- _Exercise_
Only the lines from the line holding "Extract the structured" to the last line should be output, each exactly as given.

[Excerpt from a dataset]
========================

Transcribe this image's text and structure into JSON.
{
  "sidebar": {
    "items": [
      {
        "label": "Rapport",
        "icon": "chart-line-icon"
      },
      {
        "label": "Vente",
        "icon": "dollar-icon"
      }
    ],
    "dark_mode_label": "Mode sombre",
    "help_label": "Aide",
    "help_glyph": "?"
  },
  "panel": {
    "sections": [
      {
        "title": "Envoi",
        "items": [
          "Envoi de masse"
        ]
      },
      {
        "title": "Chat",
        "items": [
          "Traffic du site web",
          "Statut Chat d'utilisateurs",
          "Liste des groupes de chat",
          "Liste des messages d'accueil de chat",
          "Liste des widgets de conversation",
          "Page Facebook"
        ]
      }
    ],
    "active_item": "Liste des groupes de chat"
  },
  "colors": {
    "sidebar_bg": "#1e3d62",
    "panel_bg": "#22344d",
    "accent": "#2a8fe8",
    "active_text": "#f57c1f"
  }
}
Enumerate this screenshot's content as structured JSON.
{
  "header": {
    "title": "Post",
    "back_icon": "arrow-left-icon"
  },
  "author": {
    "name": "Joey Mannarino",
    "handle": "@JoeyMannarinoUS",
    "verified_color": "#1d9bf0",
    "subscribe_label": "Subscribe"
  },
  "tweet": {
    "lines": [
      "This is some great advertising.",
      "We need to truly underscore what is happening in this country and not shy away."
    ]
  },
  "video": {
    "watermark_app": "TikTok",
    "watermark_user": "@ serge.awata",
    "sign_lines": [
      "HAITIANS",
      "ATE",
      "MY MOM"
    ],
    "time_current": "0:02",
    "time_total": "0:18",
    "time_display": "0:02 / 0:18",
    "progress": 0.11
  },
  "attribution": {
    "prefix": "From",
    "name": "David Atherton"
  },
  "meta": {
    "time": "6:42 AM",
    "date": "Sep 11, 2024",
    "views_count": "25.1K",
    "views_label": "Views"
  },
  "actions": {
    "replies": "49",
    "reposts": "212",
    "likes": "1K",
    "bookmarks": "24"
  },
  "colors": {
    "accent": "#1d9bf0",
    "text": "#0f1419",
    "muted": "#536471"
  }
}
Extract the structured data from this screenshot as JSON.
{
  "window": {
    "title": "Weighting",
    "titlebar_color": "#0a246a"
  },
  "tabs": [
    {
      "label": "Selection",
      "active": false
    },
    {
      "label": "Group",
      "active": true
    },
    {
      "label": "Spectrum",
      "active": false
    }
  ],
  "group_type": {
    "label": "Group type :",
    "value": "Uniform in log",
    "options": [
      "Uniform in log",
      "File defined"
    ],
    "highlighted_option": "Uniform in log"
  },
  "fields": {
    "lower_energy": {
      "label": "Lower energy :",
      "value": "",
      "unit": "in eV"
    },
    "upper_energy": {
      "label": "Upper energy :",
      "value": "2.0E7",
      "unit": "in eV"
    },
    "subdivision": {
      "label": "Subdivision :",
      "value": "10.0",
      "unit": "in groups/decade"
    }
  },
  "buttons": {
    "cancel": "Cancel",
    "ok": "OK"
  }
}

========================

- _Output of the exercise_
Extract the structured data from this screenshot as JSON.
{
  "window": {
    "title": "Weighting",
    "titlebar_color": "#0a246a"
  },
  "tabs": [
    {
      "label": "Selection",
      "active": false
    },
    {
      "label": "Group",
      "active": true
    },
    {
      "label": "Spectrum",
      "active": false
    }
  ],
  "group_type": {
    "label": "Group type :",
    "value": "Uniform in log",
    "options": [
      "Uniform in log",
      "File defined"
    ],
    "highlighted_option": "Uniform in log"
  },
  "fields": {
    "lower_energy": {
      "label": "Lower energy :",
      "value": "",
      "unit": "in eV"
    },
    "upper_energy": {
      "label": "Upper energy :",
      "value": "2.0E7",
      "unit": "in eV"
    },
    "subdivision": {
      "label": "Subdivision :",
      "value": "10.0",
      "unit": "in groups/decade"
    }
  },
  "buttons": {
    "cancel": "Cancel",
    "ok": "OK"
  }
}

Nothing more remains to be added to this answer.